# WORK REQUIRED
Repeat each record exactly as written, and drop any images.

⟨

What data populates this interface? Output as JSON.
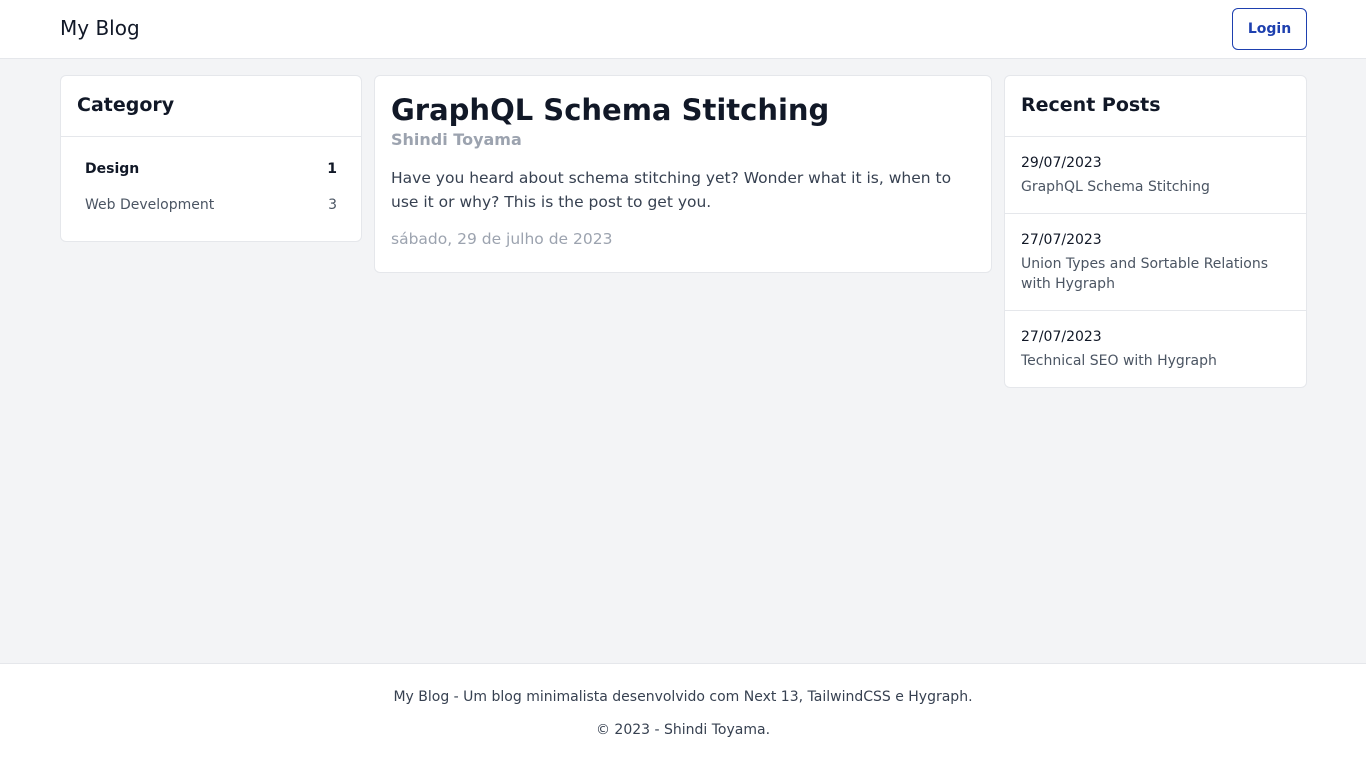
{
  "header": {
    "brand": "My Blog",
    "login_label": "Login"
  },
  "category": {
    "title": "Category",
    "items": [
      {
        "label": "Design",
        "count": "1",
        "active": true
      },
      {
        "label": "Web Development",
        "count": "3",
        "active": false
      }
    ]
  },
  "post": {
    "title": "GraphQL Schema Stitching",
    "author": "Shindi Toyama",
    "excerpt": "Have you heard about schema stitching yet? Wonder what it is, when to use it or why? This is the post to get you.",
    "date": "sábado, 29 de julho de 2023"
  },
  "recent": {
    "title": "Recent Posts",
    "items": [
      {
        "date": "29/07/2023",
        "title": "GraphQL Schema Stitching"
      },
      {
        "date": "27/07/2023",
        "title": "Union Types and Sortable Relations with Hygraph"
      },
      {
        "date": "27/07/2023",
        "title": "Technical SEO with Hygraph"
      }
    ]
  },
  "footer": {
    "line1": "My Blog - Um blog minimalista desenvolvido com Next 13, TailwindCSS e Hygraph.",
    "line2": "© 2023 - Shindi Toyama."
  }
}
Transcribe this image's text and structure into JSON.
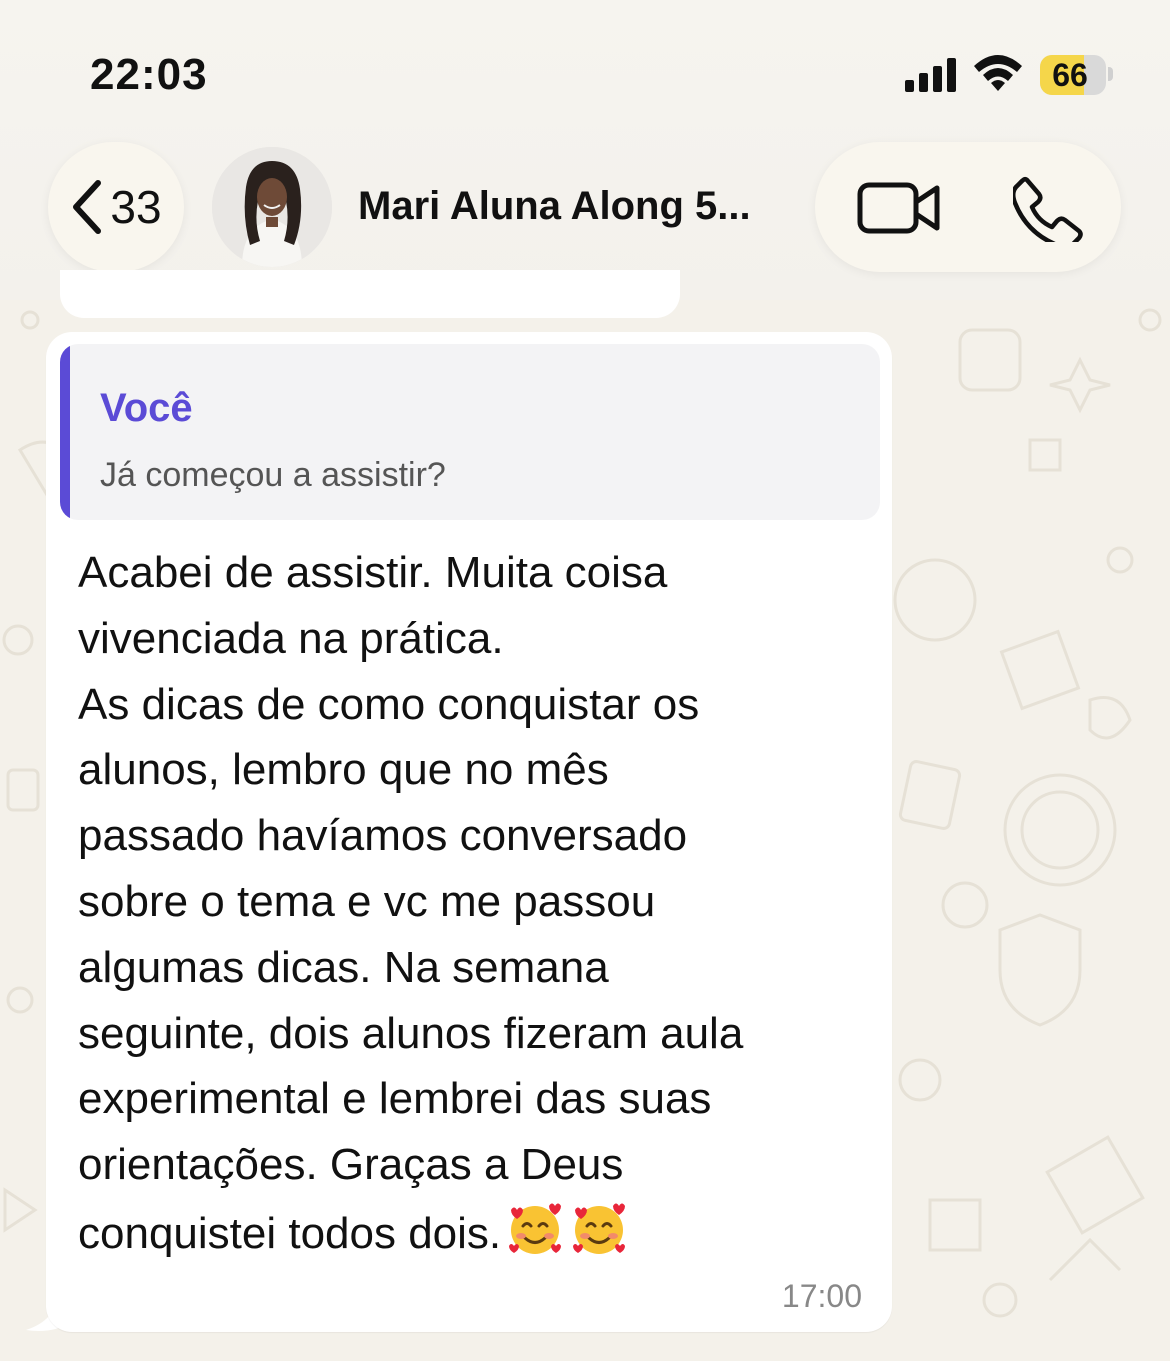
{
  "status_bar": {
    "time": "22:03",
    "battery": "66"
  },
  "header": {
    "back_count": "33",
    "contact_name": "Mari Aluna Along 5..."
  },
  "message": {
    "quoted_author": "Você",
    "quoted_text": "Já começou a assistir?",
    "text": "Acabei de assistir. Muita coisa\nvivenciada na prática.\nAs dicas de como conquistar os\nalunos, lembro que no mês\npassado havíamos conversado\nsobre o tema e vc me passou\nalgumas dicas. Na semana\nseguinte, dois alunos fizeram aula\nexperimental e lembrei das suas\norientações. Graças a Deus\nconquistei todos dois.",
    "emoji_names": [
      "smiling-face-with-hearts-icon",
      "smiling-face-with-hearts-icon"
    ],
    "time": "17:00"
  },
  "colors": {
    "accent": "#5b4bd6",
    "battery": "#f5d64a",
    "wallpaper": "#f4f1ea"
  }
}
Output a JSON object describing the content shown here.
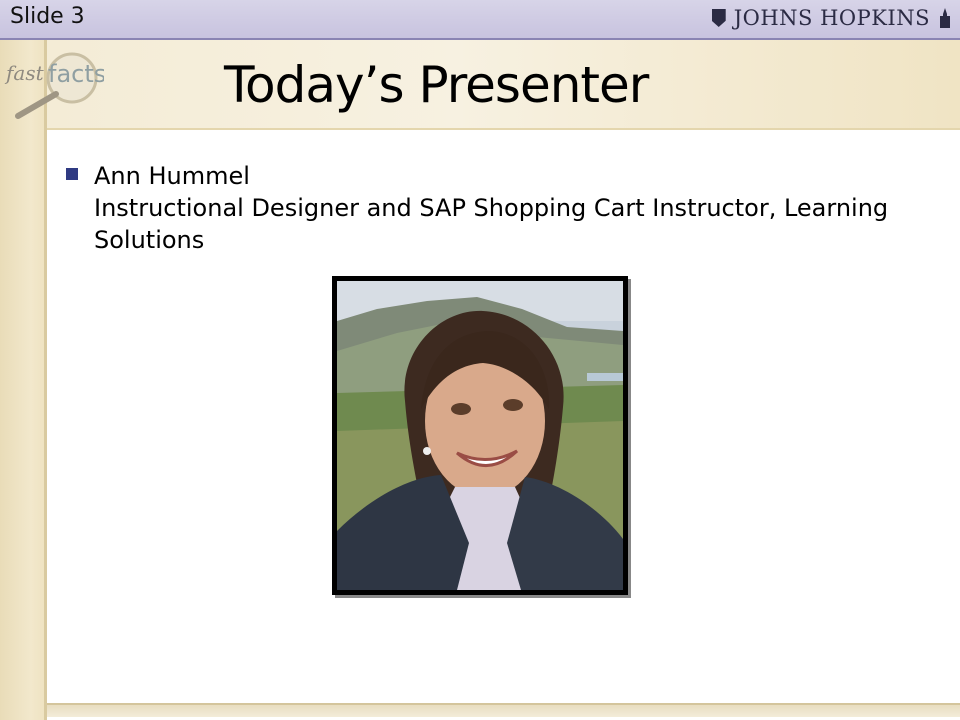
{
  "slide": {
    "label": "Slide 3",
    "title": "Today’s Presenter",
    "logo_text": "JOHNS HOPKINS",
    "corner_logo": "fast facts",
    "bullets": [
      {
        "name": "Ann Hummel",
        "role": "Instructional Designer and SAP Shopping Cart Instructor, Learning Solutions"
      }
    ],
    "photo_subject": "presenter-photo"
  },
  "colors": {
    "top_band": "#c8c3df",
    "bullet": "#2f3a82",
    "title_band": "#f4ecd6"
  }
}
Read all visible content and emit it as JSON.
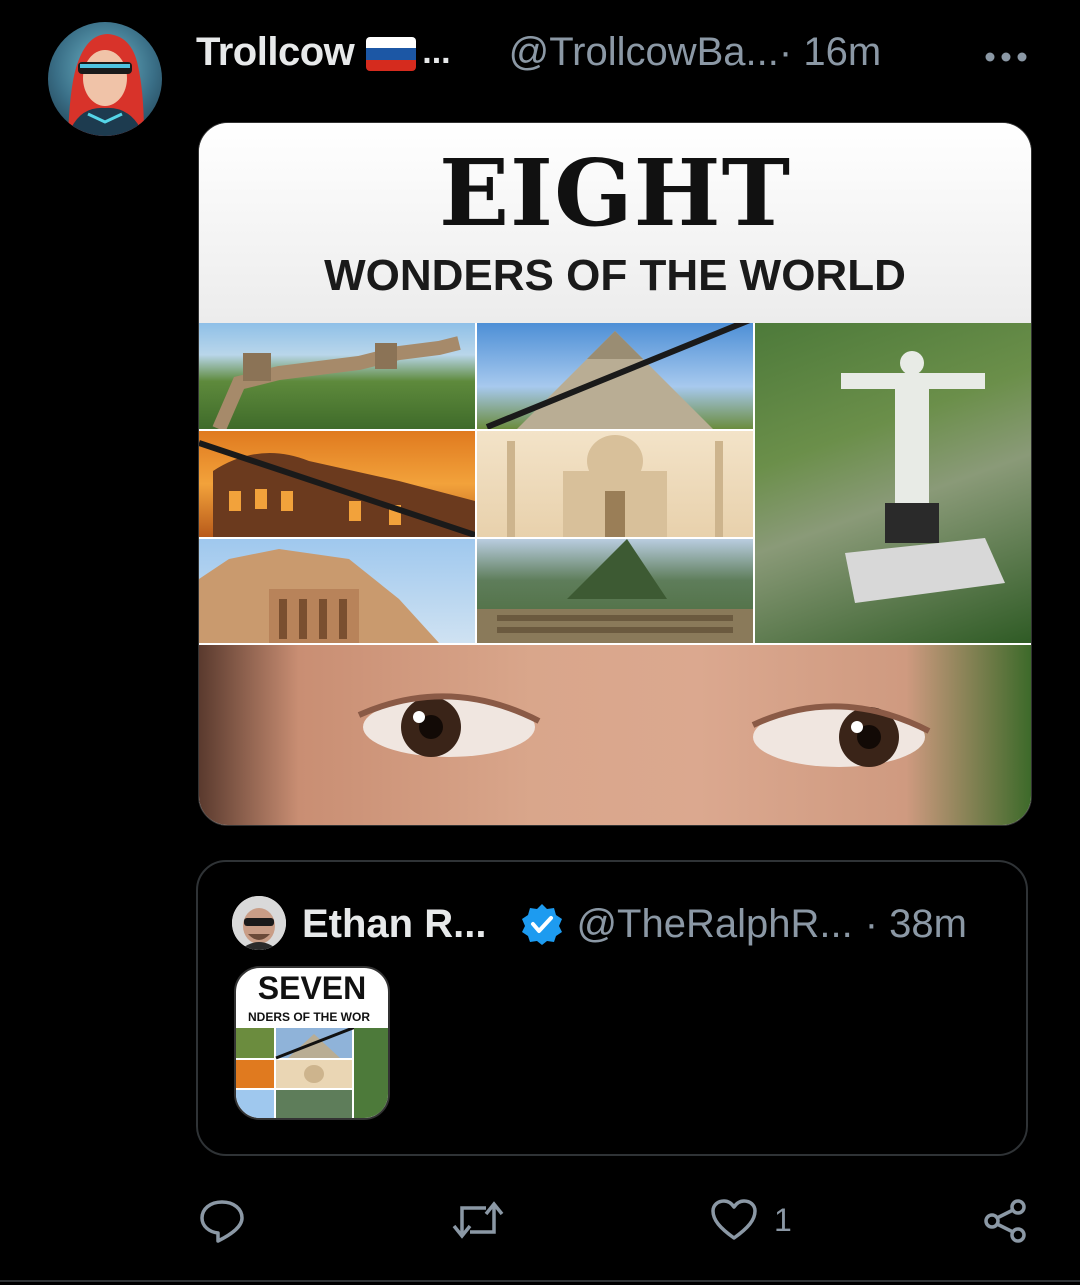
{
  "post": {
    "author_name": "Trollcow",
    "name_ellipsis": "...",
    "handle": "@TrollcowBa...",
    "time": " · 16m",
    "more_icon": "more-horizontal-icon",
    "media": {
      "title": "EIGHT",
      "subtitle": "WONDERS OF THE WORLD"
    }
  },
  "quoted": {
    "author_name": "Ethan R...",
    "verified_icon": "verified-badge-icon",
    "handle": "@TheRalphR...",
    "time": "· 38m",
    "thumb_title": "SEVEN",
    "thumb_subtitle": "NDERS OF THE WOR"
  },
  "actions": {
    "reply_icon": "reply-icon",
    "repost_icon": "repost-icon",
    "like_icon": "heart-icon",
    "like_count": "1",
    "share_icon": "share-icon"
  },
  "colors": {
    "background": "#000000",
    "text_primary": "#e7e9ea",
    "text_secondary": "#8b98a5",
    "verified_blue": "#1d9bf0",
    "border": "#2f3336"
  }
}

⟩

# THE SOLUTION
What data populates this interface? Output as JSON.
{
  "header": {
    "brand": "My Blog",
    "login_label": "Login"
  },
  "category": {
    "title": "Category",
    "items": [
      {
        "label": "Design",
        "count": "1",
        "active": true
      },
      {
        "label": "Web Development",
        "count": "3",
        "active": false
      }
    ]
  },
  "post": {
    "title": "GraphQL Schema Stitching",
    "author": "Shindi Toyama",
    "excerpt": "Have you heard about schema stitching yet? Wonder what it is, when to use it or why? This is the post to get you.",
    "date": "sábado, 29 de julho de 2023"
  },
  "recent": {
    "title": "Recent Posts",
    "items": [
      {
        "date": "29/07/2023",
        "title": "GraphQL Schema Stitching"
      },
      {
        "date": "27/07/2023",
        "title": "Union Types and Sortable Relations with Hygraph"
      },
      {
        "date": "27/07/2023",
        "title": "Technical SEO with Hygraph"
      }
    ]
  },
  "footer": {
    "line1": "My Blog - Um blog minimalista desenvolvido com Next 13, TailwindCSS e Hygraph.",
    "line2": "© 2023 - Shindi Toyama."
  }
}
Transcribe this image's text and structure into JSON.
{
  "status_bar": {
    "time": "22:03",
    "battery": "66"
  },
  "header": {
    "back_count": "33",
    "contact_name": "Mari Aluna Along 5..."
  },
  "message": {
    "quoted_author": "Você",
    "quoted_text": "Já começou a assistir?",
    "text": "Acabei de assistir. Muita coisa\nvivenciada na prática.\nAs dicas de como conquistar os\nalunos, lembro que no mês\npassado havíamos conversado\nsobre o tema e vc me passou\nalgumas dicas. Na semana\nseguinte, dois alunos fizeram aula\nexperimental e lembrei das suas\norientações. Graças a Deus\nconquistei todos dois.",
    "emoji_names": [
      "smiling-face-with-hearts-icon",
      "smiling-face-with-hearts-icon"
    ],
    "time": "17:00"
  },
  "colors": {
    "accent": "#5b4bd6",
    "battery": "#f5d64a",
    "wallpaper": "#f4f1ea"
  }
}
Output a JSON object describing the content shown here.
{
  "slide": {
    "label": "Slide 3",
    "title": "Today’s Presenter",
    "logo_text": "JOHNS HOPKINS",
    "corner_logo": "fast facts",
    "bullets": [
      {
        "name": "Ann Hummel",
        "role": "Instructional Designer and SAP Shopping Cart Instructor, Learning Solutions"
      }
    ],
    "photo_subject": "presenter-photo"
  },
  "colors": {
    "top_band": "#c8c3df",
    "bullet": "#2f3a82",
    "title_band": "#f4ecd6"
  }
}
Read all visible content and emit it as JSON.
{
  "post": {
    "author_name": "Trollcow",
    "name_ellipsis": "...",
    "handle": "@TrollcowBa...",
    "time": " · 16m",
    "more_icon": "more-horizontal-icon",
    "media": {
      "title": "EIGHT",
      "subtitle": "WONDERS OF THE WORLD"
    }
  },
  "quoted": {
    "author_name": "Ethan R...",
    "verified_icon": "verified-badge-icon",
    "handle": "@TheRalphR...",
    "time": "· 38m",
    "thumb_title": "SEVEN",
    "thumb_subtitle": "NDERS OF THE WOR"
  },
  "actions": {
    "reply_icon": "reply-icon",
    "repost_icon": "repost-icon",
    "like_icon": "heart-icon",
    "like_count": "1",
    "share_icon": "share-icon"
  },
  "colors": {
    "background": "#000000",
    "text_primary": "#e7e9ea",
    "text_secondary": "#8b98a5",
    "verified_blue": "#1d9bf0",
    "border": "#2f3336"
  }
}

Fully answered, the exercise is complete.